■ **Exercise data**:

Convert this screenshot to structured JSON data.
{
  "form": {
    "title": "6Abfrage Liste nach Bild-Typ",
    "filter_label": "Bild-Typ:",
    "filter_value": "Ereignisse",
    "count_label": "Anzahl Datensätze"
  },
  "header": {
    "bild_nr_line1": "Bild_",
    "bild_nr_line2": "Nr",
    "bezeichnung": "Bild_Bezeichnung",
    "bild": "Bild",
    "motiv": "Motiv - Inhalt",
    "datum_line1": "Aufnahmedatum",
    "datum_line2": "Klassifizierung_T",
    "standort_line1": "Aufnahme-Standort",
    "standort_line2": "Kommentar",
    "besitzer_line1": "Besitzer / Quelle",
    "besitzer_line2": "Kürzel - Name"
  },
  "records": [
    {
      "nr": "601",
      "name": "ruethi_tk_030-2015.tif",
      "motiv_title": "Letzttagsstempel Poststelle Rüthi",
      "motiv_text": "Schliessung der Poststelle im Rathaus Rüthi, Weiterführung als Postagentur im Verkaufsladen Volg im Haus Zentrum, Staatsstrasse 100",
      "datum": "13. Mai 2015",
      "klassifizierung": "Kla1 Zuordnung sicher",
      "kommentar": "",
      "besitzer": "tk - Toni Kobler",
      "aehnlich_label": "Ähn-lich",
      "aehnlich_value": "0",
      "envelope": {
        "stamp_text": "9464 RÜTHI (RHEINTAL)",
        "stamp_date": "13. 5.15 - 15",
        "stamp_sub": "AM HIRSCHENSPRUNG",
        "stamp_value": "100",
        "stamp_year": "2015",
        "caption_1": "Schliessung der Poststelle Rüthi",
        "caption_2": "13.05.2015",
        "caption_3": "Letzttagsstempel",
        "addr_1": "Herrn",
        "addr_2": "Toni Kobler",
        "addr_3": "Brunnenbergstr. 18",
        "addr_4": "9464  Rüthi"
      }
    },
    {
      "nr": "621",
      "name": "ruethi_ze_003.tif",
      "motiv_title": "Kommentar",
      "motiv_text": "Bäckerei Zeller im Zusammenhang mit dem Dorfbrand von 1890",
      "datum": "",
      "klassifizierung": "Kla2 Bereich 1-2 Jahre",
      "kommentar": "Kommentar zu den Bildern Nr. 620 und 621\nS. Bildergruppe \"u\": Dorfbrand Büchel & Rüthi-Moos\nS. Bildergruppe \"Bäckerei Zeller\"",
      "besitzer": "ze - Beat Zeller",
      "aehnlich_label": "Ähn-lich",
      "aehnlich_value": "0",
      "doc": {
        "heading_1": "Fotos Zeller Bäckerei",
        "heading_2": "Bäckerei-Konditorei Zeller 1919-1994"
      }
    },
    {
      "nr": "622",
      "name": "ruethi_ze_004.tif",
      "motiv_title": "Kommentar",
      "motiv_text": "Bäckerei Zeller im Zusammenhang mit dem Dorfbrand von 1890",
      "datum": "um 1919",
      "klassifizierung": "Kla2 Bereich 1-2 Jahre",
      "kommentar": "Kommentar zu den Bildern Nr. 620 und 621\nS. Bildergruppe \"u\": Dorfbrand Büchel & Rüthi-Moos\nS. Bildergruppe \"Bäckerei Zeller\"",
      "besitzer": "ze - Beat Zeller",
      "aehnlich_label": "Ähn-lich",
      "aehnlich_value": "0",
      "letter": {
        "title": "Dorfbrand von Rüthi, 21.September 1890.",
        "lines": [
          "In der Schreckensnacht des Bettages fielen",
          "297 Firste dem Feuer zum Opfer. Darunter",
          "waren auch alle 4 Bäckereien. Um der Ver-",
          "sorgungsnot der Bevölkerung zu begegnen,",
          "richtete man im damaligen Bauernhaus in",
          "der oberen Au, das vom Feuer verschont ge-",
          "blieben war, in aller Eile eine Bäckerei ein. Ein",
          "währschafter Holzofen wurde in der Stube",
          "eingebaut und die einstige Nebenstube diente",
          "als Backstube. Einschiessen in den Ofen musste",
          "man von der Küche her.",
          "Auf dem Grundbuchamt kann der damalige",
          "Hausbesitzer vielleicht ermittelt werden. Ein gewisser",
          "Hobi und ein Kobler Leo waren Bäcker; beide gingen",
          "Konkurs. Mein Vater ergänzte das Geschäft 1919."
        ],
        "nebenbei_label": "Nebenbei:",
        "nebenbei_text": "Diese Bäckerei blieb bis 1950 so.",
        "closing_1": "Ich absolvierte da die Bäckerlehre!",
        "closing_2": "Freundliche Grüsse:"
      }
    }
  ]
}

■ **What is asked**:
Reproduce all the data word for word.

■ **Solution to the problem**:
Convert this screenshot to structured JSON data.
{
  "form": {
    "title": "6Abfrage Liste nach Bild-Typ",
    "filter_label": "Bild-Typ:",
    "filter_value": "Ereignisse",
    "count_label": "Anzahl Datensätze"
  },
  "header": {
    "bild_nr_line1": "Bild_",
    "bild_nr_line2": "Nr",
    "bezeichnung": "Bild_Bezeichnung",
    "bild": "Bild",
    "motiv": "Motiv - Inhalt",
    "datum_line1": "Aufnahmedatum",
    "datum_line2": "Klassifizierung_T",
    "standort_line1": "Aufnahme-Standort",
    "standort_line2": "Kommentar",
    "besitzer_line1": "Besitzer / Quelle",
    "besitzer_line2": "Kürzel - Name"
  },
  "records": [
    {
      "nr": "601",
      "name": "ruethi_tk_030-2015.tif",
      "motiv_title": "Letzttagsstempel Poststelle Rüthi",
      "motiv_text": "Schliessung der Poststelle im Rathaus Rüthi, Weiterführung als Postagentur im Verkaufsladen Volg im Haus Zentrum, Staatsstrasse 100",
      "datum": "13. Mai 2015",
      "klassifizierung": "Kla1 Zuordnung sicher",
      "kommentar": "",
      "besitzer": "tk - Toni Kobler",
      "aehnlich_label": "Ähn-lich",
      "aehnlich_value": "0",
      "envelope": {
        "stamp_text": "9464 RÜTHI (RHEINTAL)",
        "stamp_date": "13. 5.15 - 15",
        "stamp_sub": "AM HIRSCHENSPRUNG",
        "stamp_value": "100",
        "stamp_year": "2015",
        "caption_1": "Schliessung der Poststelle Rüthi",
        "caption_2": "13.05.2015",
        "caption_3": "Letzttagsstempel",
        "addr_1": "Herrn",
        "addr_2": "Toni Kobler",
        "addr_3": "Brunnenbergstr. 18",
        "addr_4": "9464  Rüthi"
      }
    },
    {
      "nr": "621",
      "name": "ruethi_ze_003.tif",
      "motiv_title": "Kommentar",
      "motiv_text": "Bäckerei Zeller im Zusammenhang mit dem Dorfbrand von 1890",
      "datum": "",
      "klassifizierung": "Kla2 Bereich 1-2 Jahre",
      "kommentar": "Kommentar zu den Bildern Nr. 620 und 621\nS. Bildergruppe \"u\": Dorfbrand Büchel & Rüthi-Moos\nS. Bildergruppe \"Bäckerei Zeller\"",
      "besitzer": "ze - Beat Zeller",
      "aehnlich_label": "Ähn-lich",
      "aehnlich_value": "0",
      "doc": {
        "heading_1": "Fotos Zeller Bäckerei",
        "heading_2": "Bäckerei-Konditorei Zeller 1919-1994"
      }
    },
    {
      "nr": "622",
      "name": "ruethi_ze_004.tif",
      "motiv_title": "Kommentar",
      "motiv_text": "Bäckerei Zeller im Zusammenhang mit dem Dorfbrand von 1890",
      "datum": "um 1919",
      "klassifizierung": "Kla2 Bereich 1-2 Jahre",
      "kommentar": "Kommentar zu den Bildern Nr. 620 und 621\nS. Bildergruppe \"u\": Dorfbrand Büchel & Rüthi-Moos\nS. Bildergruppe \"Bäckerei Zeller\"",
      "besitzer": "ze - Beat Zeller",
      "aehnlich_label": "Ähn-lich",
      "aehnlich_value": "0",
      "letter": {
        "title": "Dorfbrand von Rüthi, 21.September 1890.",
        "lines": [
          "In der Schreckensnacht des Bettages fielen",
          "297 Firste dem Feuer zum Opfer. Darunter",
          "waren auch alle 4 Bäckereien. Um der Ver-",
          "sorgungsnot der Bevölkerung zu begegnen,",
          "richtete man im damaligen Bauernhaus in",
          "der oberen Au, das vom Feuer verschont ge-",
          "blieben war, in aller Eile eine Bäckerei ein. Ein",
          "währschafter Holzofen wurde in der Stube",
          "eingebaut und die einstige Nebenstube diente",
          "als Backstube. Einschiessen in den Ofen musste",
          "man von der Küche her.",
          "Auf dem Grundbuchamt kann der damalige",
          "Hausbesitzer vielleicht ermittelt werden. Ein gewisser",
          "Hobi und ein Kobler Leo waren Bäcker; beide gingen",
          "Konkurs. Mein Vater ergänzte das Geschäft 1919."
        ],
        "nebenbei_label": "Nebenbei:",
        "nebenbei_text": "Diese Bäckerei blieb bis 1950 so.",
        "closing_1": "Ich absolvierte da die Bäckerlehre!",
        "closing_2": "Freundliche Grüsse:"
      }
    }
  ]
}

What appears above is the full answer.